**Task to carry out**
Write the material out again exactly.

Records contained in a dataset:
::::::

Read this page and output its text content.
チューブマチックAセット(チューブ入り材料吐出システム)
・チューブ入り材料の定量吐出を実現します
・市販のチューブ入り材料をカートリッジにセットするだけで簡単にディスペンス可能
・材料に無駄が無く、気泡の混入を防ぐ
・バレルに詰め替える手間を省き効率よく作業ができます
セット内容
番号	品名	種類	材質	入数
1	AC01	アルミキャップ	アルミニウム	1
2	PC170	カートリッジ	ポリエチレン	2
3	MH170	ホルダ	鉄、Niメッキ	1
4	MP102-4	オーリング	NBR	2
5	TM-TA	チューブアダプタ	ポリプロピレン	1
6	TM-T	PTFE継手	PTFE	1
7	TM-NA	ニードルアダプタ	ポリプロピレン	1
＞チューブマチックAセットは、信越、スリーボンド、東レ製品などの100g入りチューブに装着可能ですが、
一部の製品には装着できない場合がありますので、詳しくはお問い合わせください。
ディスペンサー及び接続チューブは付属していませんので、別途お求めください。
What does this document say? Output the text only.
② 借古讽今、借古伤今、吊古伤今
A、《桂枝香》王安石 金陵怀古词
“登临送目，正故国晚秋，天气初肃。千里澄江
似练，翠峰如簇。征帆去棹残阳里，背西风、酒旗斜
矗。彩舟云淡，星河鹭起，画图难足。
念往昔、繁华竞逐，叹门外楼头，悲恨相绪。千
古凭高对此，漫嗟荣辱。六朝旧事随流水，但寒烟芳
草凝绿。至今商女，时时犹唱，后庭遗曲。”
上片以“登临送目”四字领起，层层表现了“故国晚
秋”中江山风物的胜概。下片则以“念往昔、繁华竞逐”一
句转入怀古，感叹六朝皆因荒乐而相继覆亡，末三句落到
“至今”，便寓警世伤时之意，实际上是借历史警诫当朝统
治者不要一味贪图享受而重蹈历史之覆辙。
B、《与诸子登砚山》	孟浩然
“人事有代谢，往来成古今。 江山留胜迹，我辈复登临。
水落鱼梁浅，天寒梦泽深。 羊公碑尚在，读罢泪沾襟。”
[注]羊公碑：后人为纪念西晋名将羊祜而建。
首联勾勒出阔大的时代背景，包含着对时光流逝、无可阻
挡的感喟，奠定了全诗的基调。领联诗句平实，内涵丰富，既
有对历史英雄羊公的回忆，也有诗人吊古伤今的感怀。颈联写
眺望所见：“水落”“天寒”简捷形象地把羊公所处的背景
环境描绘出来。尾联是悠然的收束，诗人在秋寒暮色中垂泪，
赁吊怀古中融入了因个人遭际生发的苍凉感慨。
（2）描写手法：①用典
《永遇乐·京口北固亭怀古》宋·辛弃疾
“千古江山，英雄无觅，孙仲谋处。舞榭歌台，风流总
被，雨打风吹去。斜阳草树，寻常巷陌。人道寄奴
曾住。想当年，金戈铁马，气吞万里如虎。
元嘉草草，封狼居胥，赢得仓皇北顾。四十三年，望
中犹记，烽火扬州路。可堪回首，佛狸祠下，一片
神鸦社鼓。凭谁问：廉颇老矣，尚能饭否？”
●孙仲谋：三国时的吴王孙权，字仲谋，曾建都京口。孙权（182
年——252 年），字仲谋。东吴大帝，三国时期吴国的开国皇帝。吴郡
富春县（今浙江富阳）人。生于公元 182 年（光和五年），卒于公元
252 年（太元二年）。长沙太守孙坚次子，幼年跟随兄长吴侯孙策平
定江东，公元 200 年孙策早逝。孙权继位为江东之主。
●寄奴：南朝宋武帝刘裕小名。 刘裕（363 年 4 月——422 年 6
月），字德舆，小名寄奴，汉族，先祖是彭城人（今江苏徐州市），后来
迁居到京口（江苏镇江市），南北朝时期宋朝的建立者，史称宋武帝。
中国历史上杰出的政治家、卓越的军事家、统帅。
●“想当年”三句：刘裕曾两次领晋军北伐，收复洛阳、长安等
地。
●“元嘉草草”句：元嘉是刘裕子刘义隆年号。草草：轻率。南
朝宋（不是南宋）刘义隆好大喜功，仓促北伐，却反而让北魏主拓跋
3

::::::

**Output for this task**
Read this page and output its text content.
チューブマチックAセット(チューブ入り材料吐出システム)
・チューブ入り材料の定量吐出を実現します
・市販のチューブ入り材料をカートリッジにセットするだけで簡単にディスペンス可能
・材料に無駄が無く、気泡の混入を防ぐ
・バレルに詰め替える手間を省き効率よく作業ができます
セット内容
番号	品名	種類	材質	入数
1	AC01	アルミキャップ	アルミニウム	1
2	PC170	カートリッジ	ポリエチレン	2
3	MH170	ホルダ	鉄、Niメッキ	1
4	MP102-4	オーリング	NBR	2
5	TM-TA	チューブアダプタ	ポリプロピレン	1
6	TM-T	PTFE継手	PTFE	1
7	TM-NA	ニードルアダプタ	ポリプロピレン	1
＞チューブマチックAセットは、信越、スリーボンド、東レ製品などの100g入りチューブに装着可能ですが、
一部の製品には装着できない場合がありますので、詳しくはお問い合わせください。
ディスペンサー及び接続チューブは付属していませんので、別途お求めください。
What does this document say? Output the text only.
② 借古讽今、借古伤今、吊古伤今
A、《桂枝香》王安石 金陵怀古词
“登临送目，正故国晚秋，天气初肃。千里澄江
似练，翠峰如簇。征帆去棹残阳里，背西风、酒旗斜
矗。彩舟云淡，星河鹭起，画图难足。
念往昔、繁华竞逐，叹门外楼头，悲恨相绪。千
古凭高对此，漫嗟荣辱。六朝旧事随流水，但寒烟芳
草凝绿。至今商女，时时犹唱，后庭遗曲。”
上片以“登临送目”四字领起，层层表现了“故国晚
秋”中江山风物的胜概。下片则以“念往昔、繁华竞逐”一
句转入怀古，感叹六朝皆因荒乐而相继覆亡，末三句落到
“至今”，便寓警世伤时之意，实际上是借历史警诫当朝统
治者不要一味贪图享受而重蹈历史之覆辙。
B、《与诸子登砚山》	孟浩然
“人事有代谢，往来成古今。 江山留胜迹，我辈复登临。
水落鱼梁浅，天寒梦泽深。 羊公碑尚在，读罢泪沾襟。”
[注]羊公碑：后人为纪念西晋名将羊祜而建。
首联勾勒出阔大的时代背景，包含着对时光流逝、无可阻
挡的感喟，奠定了全诗的基调。领联诗句平实，内涵丰富，既
有对历史英雄羊公的回忆，也有诗人吊古伤今的感怀。颈联写
眺望所见：“水落”“天寒”简捷形象地把羊公所处的背景
环境描绘出来。尾联是悠然的收束，诗人在秋寒暮色中垂泪，
赁吊怀古中融入了因个人遭际生发的苍凉感慨。
（2）描写手法：①用典
《永遇乐·京口北固亭怀古》宋·辛弃疾
“千古江山，英雄无觅，孙仲谋处。舞榭歌台，风流总
被，雨打风吹去。斜阳草树，寻常巷陌。人道寄奴
曾住。想当年，金戈铁马，气吞万里如虎。
元嘉草草，封狼居胥，赢得仓皇北顾。四十三年，望
中犹记，烽火扬州路。可堪回首，佛狸祠下，一片
神鸦社鼓。凭谁问：廉颇老矣，尚能饭否？”
●孙仲谋：三国时的吴王孙权，字仲谋，曾建都京口。孙权（182
年——252 年），字仲谋。东吴大帝，三国时期吴国的开国皇帝。吴郡
富春县（今浙江富阳）人。生于公元 182 年（光和五年），卒于公元
252 年（太元二年）。长沙太守孙坚次子，幼年跟随兄长吴侯孙策平
定江东，公元 200 年孙策早逝。孙权继位为江东之主。
●寄奴：南朝宋武帝刘裕小名。 刘裕（363 年 4 月——422 年 6
月），字德舆，小名寄奴，汉族，先祖是彭城人（今江苏徐州市），后来
迁居到京口（江苏镇江市），南北朝时期宋朝的建立者，史称宋武帝。
中国历史上杰出的政治家、卓越的军事家、统帅。
●“想当年”三句：刘裕曾两次领晋军北伐，收复洛阳、长安等
地。
●“元嘉草草”句：元嘉是刘裕子刘义隆年号。草草：轻率。南
朝宋（不是南宋）刘义隆好大喜功，仓促北伐，却反而让北魏主拓跋
3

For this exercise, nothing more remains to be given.